**Work instructions**
Every entry needs to be reproduced exactly.

**Given entries**

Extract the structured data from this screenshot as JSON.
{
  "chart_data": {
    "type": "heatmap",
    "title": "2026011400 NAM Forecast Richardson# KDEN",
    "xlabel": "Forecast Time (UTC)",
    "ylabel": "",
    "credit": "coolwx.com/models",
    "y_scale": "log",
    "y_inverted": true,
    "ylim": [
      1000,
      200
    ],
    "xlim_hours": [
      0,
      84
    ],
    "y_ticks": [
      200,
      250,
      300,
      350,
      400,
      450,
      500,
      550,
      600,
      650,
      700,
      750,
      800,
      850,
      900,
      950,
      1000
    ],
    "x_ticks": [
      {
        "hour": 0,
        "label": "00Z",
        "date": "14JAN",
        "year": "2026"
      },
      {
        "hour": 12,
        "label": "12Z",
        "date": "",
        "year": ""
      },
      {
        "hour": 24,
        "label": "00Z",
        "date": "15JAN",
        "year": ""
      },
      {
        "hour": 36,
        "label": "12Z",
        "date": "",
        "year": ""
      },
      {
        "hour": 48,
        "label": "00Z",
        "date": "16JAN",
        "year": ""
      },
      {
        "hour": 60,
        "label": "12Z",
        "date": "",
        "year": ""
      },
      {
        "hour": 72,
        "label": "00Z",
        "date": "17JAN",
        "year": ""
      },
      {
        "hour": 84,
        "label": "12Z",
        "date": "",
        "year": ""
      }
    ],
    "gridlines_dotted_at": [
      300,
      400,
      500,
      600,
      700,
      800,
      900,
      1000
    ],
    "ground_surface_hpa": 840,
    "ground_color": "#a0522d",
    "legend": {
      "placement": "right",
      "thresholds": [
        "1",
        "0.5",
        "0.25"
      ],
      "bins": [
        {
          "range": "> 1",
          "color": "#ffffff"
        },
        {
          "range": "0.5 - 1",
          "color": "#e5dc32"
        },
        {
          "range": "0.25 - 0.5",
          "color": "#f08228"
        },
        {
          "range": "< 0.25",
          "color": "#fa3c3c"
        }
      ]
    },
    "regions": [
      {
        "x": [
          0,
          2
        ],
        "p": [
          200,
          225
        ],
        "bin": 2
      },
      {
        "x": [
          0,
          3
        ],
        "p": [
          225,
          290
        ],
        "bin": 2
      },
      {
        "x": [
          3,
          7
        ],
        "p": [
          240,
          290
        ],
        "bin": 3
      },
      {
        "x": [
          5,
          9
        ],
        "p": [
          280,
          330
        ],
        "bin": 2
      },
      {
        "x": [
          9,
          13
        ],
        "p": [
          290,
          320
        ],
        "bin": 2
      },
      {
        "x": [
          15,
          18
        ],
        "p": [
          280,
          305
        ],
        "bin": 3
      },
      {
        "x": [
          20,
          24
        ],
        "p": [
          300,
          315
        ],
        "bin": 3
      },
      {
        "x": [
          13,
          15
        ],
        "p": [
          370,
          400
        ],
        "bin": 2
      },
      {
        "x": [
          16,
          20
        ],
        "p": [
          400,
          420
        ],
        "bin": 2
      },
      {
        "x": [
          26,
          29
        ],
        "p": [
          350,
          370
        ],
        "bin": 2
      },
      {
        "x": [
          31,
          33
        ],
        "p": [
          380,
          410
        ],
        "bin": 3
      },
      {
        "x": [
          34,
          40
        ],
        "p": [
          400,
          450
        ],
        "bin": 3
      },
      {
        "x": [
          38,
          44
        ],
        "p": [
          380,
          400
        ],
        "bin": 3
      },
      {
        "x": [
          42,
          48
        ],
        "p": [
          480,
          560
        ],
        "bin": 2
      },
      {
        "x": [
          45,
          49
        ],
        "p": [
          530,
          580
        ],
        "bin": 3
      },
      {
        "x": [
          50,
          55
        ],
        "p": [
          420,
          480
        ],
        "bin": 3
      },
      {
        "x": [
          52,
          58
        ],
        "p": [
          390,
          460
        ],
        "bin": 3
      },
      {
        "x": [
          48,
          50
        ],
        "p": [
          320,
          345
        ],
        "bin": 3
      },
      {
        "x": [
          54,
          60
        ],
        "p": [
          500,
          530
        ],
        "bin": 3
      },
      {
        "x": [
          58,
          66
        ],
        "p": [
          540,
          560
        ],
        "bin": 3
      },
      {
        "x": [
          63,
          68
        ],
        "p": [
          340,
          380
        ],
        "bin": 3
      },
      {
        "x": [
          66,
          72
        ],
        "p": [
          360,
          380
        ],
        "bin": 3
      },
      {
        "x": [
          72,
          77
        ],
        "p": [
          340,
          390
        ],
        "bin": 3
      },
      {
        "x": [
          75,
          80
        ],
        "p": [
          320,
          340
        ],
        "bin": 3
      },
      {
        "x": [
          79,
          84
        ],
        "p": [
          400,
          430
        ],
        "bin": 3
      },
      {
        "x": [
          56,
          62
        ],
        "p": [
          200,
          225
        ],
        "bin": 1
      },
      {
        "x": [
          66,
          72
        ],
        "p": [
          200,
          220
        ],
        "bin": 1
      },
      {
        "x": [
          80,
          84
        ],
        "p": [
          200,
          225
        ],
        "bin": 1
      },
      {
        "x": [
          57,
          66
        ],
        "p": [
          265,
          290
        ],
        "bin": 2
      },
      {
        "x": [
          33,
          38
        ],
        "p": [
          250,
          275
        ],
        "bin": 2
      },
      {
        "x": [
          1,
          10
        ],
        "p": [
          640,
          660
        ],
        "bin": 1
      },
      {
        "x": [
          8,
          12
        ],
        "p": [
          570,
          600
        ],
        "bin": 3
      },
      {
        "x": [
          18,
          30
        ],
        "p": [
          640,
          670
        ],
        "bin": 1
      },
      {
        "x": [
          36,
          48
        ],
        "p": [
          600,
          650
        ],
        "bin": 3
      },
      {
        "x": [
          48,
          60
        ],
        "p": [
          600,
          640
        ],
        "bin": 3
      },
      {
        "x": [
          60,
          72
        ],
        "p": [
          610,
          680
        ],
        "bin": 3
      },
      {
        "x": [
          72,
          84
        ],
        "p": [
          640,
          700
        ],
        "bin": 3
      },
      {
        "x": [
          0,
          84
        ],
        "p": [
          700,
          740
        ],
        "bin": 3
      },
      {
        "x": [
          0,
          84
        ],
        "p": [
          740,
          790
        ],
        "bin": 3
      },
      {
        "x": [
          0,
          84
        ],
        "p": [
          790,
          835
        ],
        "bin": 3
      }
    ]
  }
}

**Reply**
Extract the structured data from this screenshot as JSON.
{
  "chart_data": {
    "type": "heatmap",
    "title": "2026011400 NAM Forecast Richardson# KDEN",
    "xlabel": "Forecast Time (UTC)",
    "ylabel": "",
    "credit": "coolwx.com/models",
    "y_scale": "log",
    "y_inverted": true,
    "ylim": [
      1000,
      200
    ],
    "xlim_hours": [
      0,
      84
    ],
    "y_ticks": [
      200,
      250,
      300,
      350,
      400,
      450,
      500,
      550,
      600,
      650,
      700,
      750,
      800,
      850,
      900,
      950,
      1000
    ],
    "x_ticks": [
      {
        "hour": 0,
        "label": "00Z",
        "date": "14JAN",
        "year": "2026"
      },
      {
        "hour": 12,
        "label": "12Z",
        "date": "",
        "year": ""
      },
      {
        "hour": 24,
        "label": "00Z",
        "date": "15JAN",
        "year": ""
      },
      {
        "hour": 36,
        "label": "12Z",
        "date": "",
        "year": ""
      },
      {
        "hour": 48,
        "label": "00Z",
        "date": "16JAN",
        "year": ""
      },
      {
        "hour": 60,
        "label": "12Z",
        "date": "",
        "year": ""
      },
      {
        "hour": 72,
        "label": "00Z",
        "date": "17JAN",
        "year": ""
      },
      {
        "hour": 84,
        "label": "12Z",
        "date": "",
        "year": ""
      }
    ],
    "gridlines_dotted_at": [
      300,
      400,
      500,
      600,
      700,
      800,
      900,
      1000
    ],
    "ground_surface_hpa": 840,
    "ground_color": "#a0522d",
    "legend": {
      "placement": "right",
      "thresholds": [
        "1",
        "0.5",
        "0.25"
      ],
      "bins": [
        {
          "range": "> 1",
          "color": "#ffffff"
        },
        {
          "range": "0.5 - 1",
          "color": "#e5dc32"
        },
        {
          "range": "0.25 - 0.5",
          "color": "#f08228"
        },
        {
          "range": "< 0.25",
          "color": "#fa3c3c"
        }
      ]
    },
    "regions": [
      {
        "x": [
          0,
          2
        ],
        "p": [
          200,
          225
        ],
        "bin": 2
      },
      {
        "x": [
          0,
          3
        ],
        "p": [
          225,
          290
        ],
        "bin": 2
      },
      {
        "x": [
          3,
          7
        ],
        "p": [
          240,
          290
        ],
        "bin": 3
      },
      {
        "x": [
          5,
          9
        ],
        "p": [
          280,
          330
        ],
        "bin": 2
      },
      {
        "x": [
          9,
          13
        ],
        "p": [
          290,
          320
        ],
        "bin": 2
      },
      {
        "x": [
          15,
          18
        ],
        "p": [
          280,
          305
        ],
        "bin": 3
      },
      {
        "x": [
          20,
          24
        ],
        "p": [
          300,
          315
        ],
        "bin": 3
      },
      {
        "x": [
          13,
          15
        ],
        "p": [
          370,
          400
        ],
        "bin": 2
      },
      {
        "x": [
          16,
          20
        ],
        "p": [
          400,
          420
        ],
        "bin": 2
      },
      {
        "x": [
          26,
          29
        ],
        "p": [
          350,
          370
        ],
        "bin": 2
      },
      {
        "x": [
          31,
          33
        ],
        "p": [
          380,
          410
        ],
        "bin": 3
      },
      {
        "x": [
          34,
          40
        ],
        "p": [
          400,
          450
        ],
        "bin": 3
      },
      {
        "x": [
          38,
          44
        ],
        "p": [
          380,
          400
        ],
        "bin": 3
      },
      {
        "x": [
          42,
          48
        ],
        "p": [
          480,
          560
        ],
        "bin": 2
      },
      {
        "x": [
          45,
          49
        ],
        "p": [
          530,
          580
        ],
        "bin": 3
      },
      {
        "x": [
          50,
          55
        ],
        "p": [
          420,
          480
        ],
        "bin": 3
      },
      {
        "x": [
          52,
          58
        ],
        "p": [
          390,
          460
        ],
        "bin": 3
      },
      {
        "x": [
          48,
          50
        ],
        "p": [
          320,
          345
        ],
        "bin": 3
      },
      {
        "x": [
          54,
          60
        ],
        "p": [
          500,
          530
        ],
        "bin": 3
      },
      {
        "x": [
          58,
          66
        ],
        "p": [
          540,
          560
        ],
        "bin": 3
      },
      {
        "x": [
          63,
          68
        ],
        "p": [
          340,
          380
        ],
        "bin": 3
      },
      {
        "x": [
          66,
          72
        ],
        "p": [
          360,
          380
        ],
        "bin": 3
      },
      {
        "x": [
          72,
          77
        ],
        "p": [
          340,
          390
        ],
        "bin": 3
      },
      {
        "x": [
          75,
          80
        ],
        "p": [
          320,
          340
        ],
        "bin": 3
      },
      {
        "x": [
          79,
          84
        ],
        "p": [
          400,
          430
        ],
        "bin": 3
      },
      {
        "x": [
          56,
          62
        ],
        "p": [
          200,
          225
        ],
        "bin": 1
      },
      {
        "x": [
          66,
          72
        ],
        "p": [
          200,
          220
        ],
        "bin": 1
      },
      {
        "x": [
          80,
          84
        ],
        "p": [
          200,
          225
        ],
        "bin": 1
      },
      {
        "x": [
          57,
          66
        ],
        "p": [
          265,
          290
        ],
        "bin": 2
      },
      {
        "x": [
          33,
          38
        ],
        "p": [
          250,
          275
        ],
        "bin": 2
      },
      {
        "x": [
          1,
          10
        ],
        "p": [
          640,
          660
        ],
        "bin": 1
      },
      {
        "x": [
          8,
          12
        ],
        "p": [
          570,
          600
        ],
        "bin": 3
      },
      {
        "x": [
          18,
          30
        ],
        "p": [
          640,
          670
        ],
        "bin": 1
      },
      {
        "x": [
          36,
          48
        ],
        "p": [
          600,
          650
        ],
        "bin": 3
      },
      {
        "x": [
          48,
          60
        ],
        "p": [
          600,
          640
        ],
        "bin": 3
      },
      {
        "x": [
          60,
          72
        ],
        "p": [
          610,
          680
        ],
        "bin": 3
      },
      {
        "x": [
          72,
          84
        ],
        "p": [
          640,
          700
        ],
        "bin": 3
      },
      {
        "x": [
          0,
          84
        ],
        "p": [
          700,
          740
        ],
        "bin": 3
      },
      {
        "x": [
          0,
          84
        ],
        "p": [
          740,
          790
        ],
        "bin": 3
      },
      {
        "x": [
          0,
          84
        ],
        "p": [
          790,
          835
        ],
        "bin": 3
      }
    ]
  }
}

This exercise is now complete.